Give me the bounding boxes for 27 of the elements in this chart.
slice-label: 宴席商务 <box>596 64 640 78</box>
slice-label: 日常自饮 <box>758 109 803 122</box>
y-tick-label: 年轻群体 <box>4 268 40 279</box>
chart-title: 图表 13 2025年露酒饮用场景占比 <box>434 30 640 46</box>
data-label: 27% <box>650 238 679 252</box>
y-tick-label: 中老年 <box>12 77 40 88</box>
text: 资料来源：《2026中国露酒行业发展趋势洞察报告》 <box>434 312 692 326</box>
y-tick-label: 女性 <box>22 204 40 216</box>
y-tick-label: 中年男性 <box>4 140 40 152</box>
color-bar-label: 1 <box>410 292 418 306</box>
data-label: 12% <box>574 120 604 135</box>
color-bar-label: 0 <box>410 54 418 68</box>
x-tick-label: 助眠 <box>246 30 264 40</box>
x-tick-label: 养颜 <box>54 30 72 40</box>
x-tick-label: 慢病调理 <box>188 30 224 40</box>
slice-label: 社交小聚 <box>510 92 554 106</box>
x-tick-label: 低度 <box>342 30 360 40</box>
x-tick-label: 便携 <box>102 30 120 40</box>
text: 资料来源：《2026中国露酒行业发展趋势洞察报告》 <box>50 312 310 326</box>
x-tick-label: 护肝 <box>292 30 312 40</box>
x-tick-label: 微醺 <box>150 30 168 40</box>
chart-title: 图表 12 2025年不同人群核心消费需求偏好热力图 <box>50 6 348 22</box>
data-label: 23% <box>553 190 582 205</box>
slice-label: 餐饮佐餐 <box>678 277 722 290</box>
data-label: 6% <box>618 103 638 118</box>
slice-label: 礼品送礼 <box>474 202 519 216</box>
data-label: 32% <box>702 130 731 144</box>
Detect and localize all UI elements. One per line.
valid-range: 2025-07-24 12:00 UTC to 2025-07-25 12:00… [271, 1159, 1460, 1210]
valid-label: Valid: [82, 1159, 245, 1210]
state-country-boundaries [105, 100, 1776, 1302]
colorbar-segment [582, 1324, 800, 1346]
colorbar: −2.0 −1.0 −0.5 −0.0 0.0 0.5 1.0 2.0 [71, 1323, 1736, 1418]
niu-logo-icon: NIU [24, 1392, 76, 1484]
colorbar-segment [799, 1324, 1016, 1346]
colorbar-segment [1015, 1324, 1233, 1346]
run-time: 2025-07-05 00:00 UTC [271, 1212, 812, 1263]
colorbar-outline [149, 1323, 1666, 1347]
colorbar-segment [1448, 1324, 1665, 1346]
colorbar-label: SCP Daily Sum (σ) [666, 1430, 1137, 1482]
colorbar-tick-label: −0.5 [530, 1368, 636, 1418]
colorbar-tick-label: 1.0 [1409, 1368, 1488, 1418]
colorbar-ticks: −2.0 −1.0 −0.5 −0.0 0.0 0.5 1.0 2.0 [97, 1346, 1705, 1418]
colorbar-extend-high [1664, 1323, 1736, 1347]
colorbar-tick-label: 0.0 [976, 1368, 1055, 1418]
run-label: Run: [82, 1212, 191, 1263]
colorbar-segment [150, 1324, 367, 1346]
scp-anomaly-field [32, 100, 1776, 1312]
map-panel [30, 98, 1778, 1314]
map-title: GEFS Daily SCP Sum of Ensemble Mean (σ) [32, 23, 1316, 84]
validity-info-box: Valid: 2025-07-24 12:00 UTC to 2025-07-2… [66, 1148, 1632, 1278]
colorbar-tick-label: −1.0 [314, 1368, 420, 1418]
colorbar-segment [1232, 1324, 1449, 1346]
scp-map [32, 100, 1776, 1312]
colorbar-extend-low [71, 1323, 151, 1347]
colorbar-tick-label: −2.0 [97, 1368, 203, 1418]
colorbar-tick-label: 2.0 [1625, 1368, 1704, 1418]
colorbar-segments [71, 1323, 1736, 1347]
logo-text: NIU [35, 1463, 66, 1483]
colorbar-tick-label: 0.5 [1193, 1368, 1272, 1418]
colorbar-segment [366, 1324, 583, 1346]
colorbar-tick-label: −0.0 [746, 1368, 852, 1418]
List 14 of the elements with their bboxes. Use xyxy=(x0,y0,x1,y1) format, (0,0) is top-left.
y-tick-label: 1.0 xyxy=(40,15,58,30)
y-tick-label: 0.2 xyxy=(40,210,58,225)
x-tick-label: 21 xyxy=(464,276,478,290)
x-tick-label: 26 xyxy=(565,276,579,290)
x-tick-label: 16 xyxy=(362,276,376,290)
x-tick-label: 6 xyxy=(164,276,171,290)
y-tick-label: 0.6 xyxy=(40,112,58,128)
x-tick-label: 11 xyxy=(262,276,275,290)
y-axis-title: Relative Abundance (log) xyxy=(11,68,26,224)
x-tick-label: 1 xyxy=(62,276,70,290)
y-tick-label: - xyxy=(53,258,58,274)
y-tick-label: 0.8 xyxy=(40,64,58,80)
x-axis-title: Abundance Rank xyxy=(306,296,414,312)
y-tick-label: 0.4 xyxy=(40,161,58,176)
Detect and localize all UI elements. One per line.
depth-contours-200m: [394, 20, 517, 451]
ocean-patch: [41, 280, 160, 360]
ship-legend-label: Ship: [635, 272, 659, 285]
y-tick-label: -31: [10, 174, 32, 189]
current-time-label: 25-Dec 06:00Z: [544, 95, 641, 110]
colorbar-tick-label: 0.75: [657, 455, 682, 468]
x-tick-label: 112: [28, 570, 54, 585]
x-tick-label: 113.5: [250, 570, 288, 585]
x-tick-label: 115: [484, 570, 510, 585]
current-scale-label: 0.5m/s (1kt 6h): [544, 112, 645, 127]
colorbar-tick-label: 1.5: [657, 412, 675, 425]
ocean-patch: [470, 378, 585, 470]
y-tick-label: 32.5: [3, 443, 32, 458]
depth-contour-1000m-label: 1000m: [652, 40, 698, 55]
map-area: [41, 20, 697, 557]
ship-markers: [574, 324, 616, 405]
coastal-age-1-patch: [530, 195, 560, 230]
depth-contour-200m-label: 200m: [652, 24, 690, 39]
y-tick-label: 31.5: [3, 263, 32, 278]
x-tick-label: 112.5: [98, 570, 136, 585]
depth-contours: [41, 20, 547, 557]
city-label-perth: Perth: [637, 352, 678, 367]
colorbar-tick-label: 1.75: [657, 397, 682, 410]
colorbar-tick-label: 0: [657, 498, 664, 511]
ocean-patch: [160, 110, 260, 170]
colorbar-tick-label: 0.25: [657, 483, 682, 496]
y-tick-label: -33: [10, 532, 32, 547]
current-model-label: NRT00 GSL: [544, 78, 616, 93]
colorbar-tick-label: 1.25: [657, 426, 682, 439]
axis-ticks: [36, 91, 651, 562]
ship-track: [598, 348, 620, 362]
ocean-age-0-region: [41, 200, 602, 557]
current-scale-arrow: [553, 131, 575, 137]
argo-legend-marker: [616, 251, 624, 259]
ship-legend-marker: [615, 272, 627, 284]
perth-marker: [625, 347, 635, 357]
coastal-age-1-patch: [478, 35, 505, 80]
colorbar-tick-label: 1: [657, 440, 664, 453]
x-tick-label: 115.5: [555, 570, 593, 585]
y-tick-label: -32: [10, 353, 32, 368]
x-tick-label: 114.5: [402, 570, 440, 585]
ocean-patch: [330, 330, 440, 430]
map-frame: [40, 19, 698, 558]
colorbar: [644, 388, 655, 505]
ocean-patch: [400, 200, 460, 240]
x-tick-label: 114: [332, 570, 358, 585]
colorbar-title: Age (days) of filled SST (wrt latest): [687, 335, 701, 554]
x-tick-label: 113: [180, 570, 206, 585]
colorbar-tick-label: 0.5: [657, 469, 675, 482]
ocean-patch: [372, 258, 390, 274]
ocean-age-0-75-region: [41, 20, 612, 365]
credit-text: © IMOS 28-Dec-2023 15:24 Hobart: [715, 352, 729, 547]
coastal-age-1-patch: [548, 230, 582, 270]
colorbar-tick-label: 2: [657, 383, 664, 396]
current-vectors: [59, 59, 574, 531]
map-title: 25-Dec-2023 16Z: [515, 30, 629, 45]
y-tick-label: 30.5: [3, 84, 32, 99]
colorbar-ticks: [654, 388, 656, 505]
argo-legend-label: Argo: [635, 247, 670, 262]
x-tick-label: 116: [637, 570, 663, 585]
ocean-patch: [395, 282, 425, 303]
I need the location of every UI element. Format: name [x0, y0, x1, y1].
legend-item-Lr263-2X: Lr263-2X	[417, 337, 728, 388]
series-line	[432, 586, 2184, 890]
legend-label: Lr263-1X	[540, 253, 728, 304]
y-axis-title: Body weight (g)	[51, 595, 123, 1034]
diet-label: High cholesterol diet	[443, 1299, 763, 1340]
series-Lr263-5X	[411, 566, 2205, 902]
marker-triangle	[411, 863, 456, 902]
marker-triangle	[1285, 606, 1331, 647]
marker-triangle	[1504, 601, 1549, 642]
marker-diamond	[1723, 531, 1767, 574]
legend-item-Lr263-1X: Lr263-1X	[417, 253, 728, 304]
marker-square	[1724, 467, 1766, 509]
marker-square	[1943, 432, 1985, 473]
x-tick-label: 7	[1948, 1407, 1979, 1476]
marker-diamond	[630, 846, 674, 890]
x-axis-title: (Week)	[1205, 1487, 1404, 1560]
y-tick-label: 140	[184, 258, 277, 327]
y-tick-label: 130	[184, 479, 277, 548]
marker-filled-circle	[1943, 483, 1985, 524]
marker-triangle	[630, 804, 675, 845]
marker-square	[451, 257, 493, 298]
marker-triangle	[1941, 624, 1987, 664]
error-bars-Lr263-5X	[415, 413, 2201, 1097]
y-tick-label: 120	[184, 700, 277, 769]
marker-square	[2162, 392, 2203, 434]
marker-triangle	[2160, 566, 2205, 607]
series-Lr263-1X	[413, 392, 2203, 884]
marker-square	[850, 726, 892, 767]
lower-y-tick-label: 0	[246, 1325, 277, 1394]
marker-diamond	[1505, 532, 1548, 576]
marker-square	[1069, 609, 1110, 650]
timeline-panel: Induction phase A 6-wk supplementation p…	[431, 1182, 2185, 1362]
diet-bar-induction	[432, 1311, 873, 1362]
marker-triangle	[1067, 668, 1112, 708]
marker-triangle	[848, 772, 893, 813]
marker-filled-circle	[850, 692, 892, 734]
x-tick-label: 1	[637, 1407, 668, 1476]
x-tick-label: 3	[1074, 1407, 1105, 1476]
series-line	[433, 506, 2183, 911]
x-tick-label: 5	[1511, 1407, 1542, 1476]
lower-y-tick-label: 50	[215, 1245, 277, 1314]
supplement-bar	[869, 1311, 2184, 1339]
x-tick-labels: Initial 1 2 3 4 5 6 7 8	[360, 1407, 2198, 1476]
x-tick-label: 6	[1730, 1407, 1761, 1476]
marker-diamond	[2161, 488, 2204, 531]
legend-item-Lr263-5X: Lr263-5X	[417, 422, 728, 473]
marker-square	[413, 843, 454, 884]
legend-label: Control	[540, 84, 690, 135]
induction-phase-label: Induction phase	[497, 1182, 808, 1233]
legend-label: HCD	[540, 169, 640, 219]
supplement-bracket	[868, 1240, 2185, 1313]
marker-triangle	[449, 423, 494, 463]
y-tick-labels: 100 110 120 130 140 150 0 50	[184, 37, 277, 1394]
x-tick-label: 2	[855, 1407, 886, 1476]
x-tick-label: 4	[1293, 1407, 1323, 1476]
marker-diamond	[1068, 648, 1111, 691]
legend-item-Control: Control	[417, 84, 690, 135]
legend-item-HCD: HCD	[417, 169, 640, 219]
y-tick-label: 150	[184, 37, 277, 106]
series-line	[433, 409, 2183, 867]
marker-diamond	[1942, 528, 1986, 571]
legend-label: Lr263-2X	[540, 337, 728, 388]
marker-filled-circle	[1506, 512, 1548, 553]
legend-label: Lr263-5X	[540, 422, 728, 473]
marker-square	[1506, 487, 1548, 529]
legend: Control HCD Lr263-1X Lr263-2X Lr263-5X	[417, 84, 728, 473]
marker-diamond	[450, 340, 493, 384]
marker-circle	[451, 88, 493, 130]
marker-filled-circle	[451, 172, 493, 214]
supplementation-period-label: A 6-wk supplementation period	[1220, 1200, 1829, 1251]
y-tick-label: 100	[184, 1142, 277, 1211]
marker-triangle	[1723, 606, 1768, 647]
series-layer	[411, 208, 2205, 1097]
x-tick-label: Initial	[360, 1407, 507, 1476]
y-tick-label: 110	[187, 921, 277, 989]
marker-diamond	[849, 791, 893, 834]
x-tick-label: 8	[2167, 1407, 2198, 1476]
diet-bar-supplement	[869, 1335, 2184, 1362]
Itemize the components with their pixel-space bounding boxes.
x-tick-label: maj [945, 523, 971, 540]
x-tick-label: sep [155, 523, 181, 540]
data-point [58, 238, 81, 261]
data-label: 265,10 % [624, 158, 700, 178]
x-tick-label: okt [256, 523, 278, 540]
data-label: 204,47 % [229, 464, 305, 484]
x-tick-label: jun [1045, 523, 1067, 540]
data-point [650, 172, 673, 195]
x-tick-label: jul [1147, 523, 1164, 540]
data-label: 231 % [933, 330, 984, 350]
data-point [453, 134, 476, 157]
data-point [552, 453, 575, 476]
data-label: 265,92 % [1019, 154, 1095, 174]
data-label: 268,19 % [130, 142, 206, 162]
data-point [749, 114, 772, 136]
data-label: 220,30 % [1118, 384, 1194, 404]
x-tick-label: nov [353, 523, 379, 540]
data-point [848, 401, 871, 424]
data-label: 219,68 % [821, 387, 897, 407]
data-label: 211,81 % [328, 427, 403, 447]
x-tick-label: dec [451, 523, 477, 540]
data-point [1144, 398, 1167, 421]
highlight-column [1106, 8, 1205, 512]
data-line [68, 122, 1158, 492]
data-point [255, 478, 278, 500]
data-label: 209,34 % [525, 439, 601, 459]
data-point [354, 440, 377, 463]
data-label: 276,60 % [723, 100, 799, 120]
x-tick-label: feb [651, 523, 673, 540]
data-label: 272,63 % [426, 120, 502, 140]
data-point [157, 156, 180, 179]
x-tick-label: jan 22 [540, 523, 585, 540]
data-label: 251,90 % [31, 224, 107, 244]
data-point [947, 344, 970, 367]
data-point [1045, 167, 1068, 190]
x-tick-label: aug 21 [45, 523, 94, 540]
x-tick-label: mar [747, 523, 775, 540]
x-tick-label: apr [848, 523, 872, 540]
—————
◆ Your goal ◆
Select every line in the data above that contains the string "Initial", treating uppercase and lowercase letters as different.

◆ Full solution ◆
x-tick-labels: Initial 1 2 3 4 5 6 7 8	[360, 1407, 2198, 1476]
x-tick-label: Initial	[360, 1407, 507, 1476]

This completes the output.